Source records:

▼

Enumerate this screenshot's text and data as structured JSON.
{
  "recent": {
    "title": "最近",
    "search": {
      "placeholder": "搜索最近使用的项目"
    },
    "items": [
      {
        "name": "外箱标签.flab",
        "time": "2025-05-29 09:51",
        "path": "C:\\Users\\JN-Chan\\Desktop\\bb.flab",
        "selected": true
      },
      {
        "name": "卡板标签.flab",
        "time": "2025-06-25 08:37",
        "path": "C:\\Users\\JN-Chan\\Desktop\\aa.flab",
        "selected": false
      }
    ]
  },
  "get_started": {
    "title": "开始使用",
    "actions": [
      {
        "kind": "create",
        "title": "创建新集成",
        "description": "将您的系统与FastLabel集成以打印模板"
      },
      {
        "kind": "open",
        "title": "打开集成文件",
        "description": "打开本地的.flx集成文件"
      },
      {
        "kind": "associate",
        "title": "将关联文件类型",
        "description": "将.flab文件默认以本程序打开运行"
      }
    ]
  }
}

▲

=== Problem details ===
All of the data must be returned exactly.

=== Response for this exercise ===
Enumerate this screenshot's text and data as structured JSON.
{
  "recent": {
    "title": "最近",
    "search": {
      "placeholder": "搜索最近使用的项目"
    },
    "items": [
      {
        "name": "外箱标签.flab",
        "time": "2025-05-29 09:51",
        "path": "C:\\Users\\JN-Chan\\Desktop\\bb.flab",
        "selected": true
      },
      {
        "name": "卡板标签.flab",
        "time": "2025-06-25 08:37",
        "path": "C:\\Users\\JN-Chan\\Desktop\\aa.flab",
        "selected": false
      }
    ]
  },
  "get_started": {
    "title": "开始使用",
    "actions": [
      {
        "kind": "create",
        "title": "创建新集成",
        "description": "将您的系统与FastLabel集成以打印模板"
      },
      {
        "kind": "open",
        "title": "打开集成文件",
        "description": "打开本地的.flx集成文件"
      },
      {
        "kind": "associate",
        "title": "将关联文件类型",
        "description": "将.flab文件默认以本程序打开运行"
      }
    ]
  }
}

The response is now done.